→ What needs to be done
Retype the whole listing below, character for character.

[Stored data entries]
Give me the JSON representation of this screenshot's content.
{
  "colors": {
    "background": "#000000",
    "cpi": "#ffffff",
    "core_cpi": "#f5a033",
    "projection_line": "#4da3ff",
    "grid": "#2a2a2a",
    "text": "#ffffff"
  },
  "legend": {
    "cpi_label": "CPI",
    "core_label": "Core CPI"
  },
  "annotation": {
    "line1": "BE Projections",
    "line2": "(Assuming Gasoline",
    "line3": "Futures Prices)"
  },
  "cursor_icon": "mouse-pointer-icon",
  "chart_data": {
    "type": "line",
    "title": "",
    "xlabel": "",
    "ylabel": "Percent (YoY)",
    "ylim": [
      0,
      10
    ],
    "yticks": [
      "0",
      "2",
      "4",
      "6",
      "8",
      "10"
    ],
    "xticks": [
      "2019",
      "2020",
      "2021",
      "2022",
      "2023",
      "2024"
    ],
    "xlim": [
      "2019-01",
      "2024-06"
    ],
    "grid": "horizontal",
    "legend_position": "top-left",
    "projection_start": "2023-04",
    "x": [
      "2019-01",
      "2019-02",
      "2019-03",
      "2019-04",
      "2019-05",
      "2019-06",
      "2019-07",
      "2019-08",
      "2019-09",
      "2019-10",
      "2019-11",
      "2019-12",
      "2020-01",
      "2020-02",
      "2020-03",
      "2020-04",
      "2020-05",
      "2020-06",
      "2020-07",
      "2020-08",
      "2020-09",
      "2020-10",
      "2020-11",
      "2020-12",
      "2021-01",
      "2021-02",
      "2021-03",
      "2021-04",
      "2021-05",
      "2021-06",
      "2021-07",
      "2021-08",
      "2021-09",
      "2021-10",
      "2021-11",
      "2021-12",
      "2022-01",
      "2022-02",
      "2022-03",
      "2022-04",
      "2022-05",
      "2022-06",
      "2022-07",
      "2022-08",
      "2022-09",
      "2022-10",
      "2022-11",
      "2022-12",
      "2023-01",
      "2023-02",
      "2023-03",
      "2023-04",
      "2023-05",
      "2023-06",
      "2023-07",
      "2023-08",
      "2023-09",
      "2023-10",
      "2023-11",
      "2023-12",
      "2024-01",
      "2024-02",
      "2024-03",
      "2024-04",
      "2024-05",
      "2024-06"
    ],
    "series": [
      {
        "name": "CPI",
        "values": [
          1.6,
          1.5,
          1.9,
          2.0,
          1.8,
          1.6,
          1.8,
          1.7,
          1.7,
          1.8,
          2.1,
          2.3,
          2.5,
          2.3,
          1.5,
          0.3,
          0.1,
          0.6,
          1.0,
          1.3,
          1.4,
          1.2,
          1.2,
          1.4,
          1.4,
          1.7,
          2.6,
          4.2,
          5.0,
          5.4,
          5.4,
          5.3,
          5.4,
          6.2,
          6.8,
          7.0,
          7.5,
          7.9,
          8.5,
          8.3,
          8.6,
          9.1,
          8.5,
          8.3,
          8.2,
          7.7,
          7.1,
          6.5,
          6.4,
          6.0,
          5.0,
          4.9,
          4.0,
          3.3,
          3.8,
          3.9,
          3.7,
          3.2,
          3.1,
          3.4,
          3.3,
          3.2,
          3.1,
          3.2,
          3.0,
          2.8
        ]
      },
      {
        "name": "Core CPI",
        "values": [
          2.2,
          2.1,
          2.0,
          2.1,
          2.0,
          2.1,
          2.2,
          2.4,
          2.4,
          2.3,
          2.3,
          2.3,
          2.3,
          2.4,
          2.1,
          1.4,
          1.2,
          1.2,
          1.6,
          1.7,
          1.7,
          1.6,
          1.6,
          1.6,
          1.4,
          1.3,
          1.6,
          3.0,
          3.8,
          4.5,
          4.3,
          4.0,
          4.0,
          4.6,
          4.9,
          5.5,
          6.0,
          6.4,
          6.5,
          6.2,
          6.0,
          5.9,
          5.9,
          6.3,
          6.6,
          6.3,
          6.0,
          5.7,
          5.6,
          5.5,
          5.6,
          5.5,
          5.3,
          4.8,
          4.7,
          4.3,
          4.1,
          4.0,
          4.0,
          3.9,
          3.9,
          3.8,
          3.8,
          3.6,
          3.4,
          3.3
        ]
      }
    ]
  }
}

→ Written response
Give me the JSON representation of this screenshot's content.
{
  "colors": {
    "background": "#000000",
    "cpi": "#ffffff",
    "core_cpi": "#f5a033",
    "projection_line": "#4da3ff",
    "grid": "#2a2a2a",
    "text": "#ffffff"
  },
  "legend": {
    "cpi_label": "CPI",
    "core_label": "Core CPI"
  },
  "annotation": {
    "line1": "BE Projections",
    "line2": "(Assuming Gasoline",
    "line3": "Futures Prices)"
  },
  "cursor_icon": "mouse-pointer-icon",
  "chart_data": {
    "type": "line",
    "title": "",
    "xlabel": "",
    "ylabel": "Percent (YoY)",
    "ylim": [
      0,
      10
    ],
    "yticks": [
      "0",
      "2",
      "4",
      "6",
      "8",
      "10"
    ],
    "xticks": [
      "2019",
      "2020",
      "2021",
      "2022",
      "2023",
      "2024"
    ],
    "xlim": [
      "2019-01",
      "2024-06"
    ],
    "grid": "horizontal",
    "legend_position": "top-left",
    "projection_start": "2023-04",
    "x": [
      "2019-01",
      "2019-02",
      "2019-03",
      "2019-04",
      "2019-05",
      "2019-06",
      "2019-07",
      "2019-08",
      "2019-09",
      "2019-10",
      "2019-11",
      "2019-12",
      "2020-01",
      "2020-02",
      "2020-03",
      "2020-04",
      "2020-05",
      "2020-06",
      "2020-07",
      "2020-08",
      "2020-09",
      "2020-10",
      "2020-11",
      "2020-12",
      "2021-01",
      "2021-02",
      "2021-03",
      "2021-04",
      "2021-05",
      "2021-06",
      "2021-07",
      "2021-08",
      "2021-09",
      "2021-10",
      "2021-11",
      "2021-12",
      "2022-01",
      "2022-02",
      "2022-03",
      "2022-04",
      "2022-05",
      "2022-06",
      "2022-07",
      "2022-08",
      "2022-09",
      "2022-10",
      "2022-11",
      "2022-12",
      "2023-01",
      "2023-02",
      "2023-03",
      "2023-04",
      "2023-05",
      "2023-06",
      "2023-07",
      "2023-08",
      "2023-09",
      "2023-10",
      "2023-11",
      "2023-12",
      "2024-01",
      "2024-02",
      "2024-03",
      "2024-04",
      "2024-05",
      "2024-06"
    ],
    "series": [
      {
        "name": "CPI",
        "values": [
          1.6,
          1.5,
          1.9,
          2.0,
          1.8,
          1.6,
          1.8,
          1.7,
          1.7,
          1.8,
          2.1,
          2.3,
          2.5,
          2.3,
          1.5,
          0.3,
          0.1,
          0.6,
          1.0,
          1.3,
          1.4,
          1.2,
          1.2,
          1.4,
          1.4,
          1.7,
          2.6,
          4.2,
          5.0,
          5.4,
          5.4,
          5.3,
          5.4,
          6.2,
          6.8,
          7.0,
          7.5,
          7.9,
          8.5,
          8.3,
          8.6,
          9.1,
          8.5,
          8.3,
          8.2,
          7.7,
          7.1,
          6.5,
          6.4,
          6.0,
          5.0,
          4.9,
          4.0,
          3.3,
          3.8,
          3.9,
          3.7,
          3.2,
          3.1,
          3.4,
          3.3,
          3.2,
          3.1,
          3.2,
          3.0,
          2.8
        ]
      },
      {
        "name": "Core CPI",
        "values": [
          2.2,
          2.1,
          2.0,
          2.1,
          2.0,
          2.1,
          2.2,
          2.4,
          2.4,
          2.3,
          2.3,
          2.3,
          2.3,
          2.4,
          2.1,
          1.4,
          1.2,
          1.2,
          1.6,
          1.7,
          1.7,
          1.6,
          1.6,
          1.6,
          1.4,
          1.3,
          1.6,
          3.0,
          3.8,
          4.5,
          4.3,
          4.0,
          4.0,
          4.6,
          4.9,
          5.5,
          6.0,
          6.4,
          6.5,
          6.2,
          6.0,
          5.9,
          5.9,
          6.3,
          6.6,
          6.3,
          6.0,
          5.7,
          5.6,
          5.5,
          5.6,
          5.5,
          5.3,
          4.8,
          4.7,
          4.3,
          4.1,
          4.0,
          4.0,
          3.9,
          3.9,
          3.8,
          3.8,
          3.6,
          3.4,
          3.3
        ]
      }
    ]
  }
}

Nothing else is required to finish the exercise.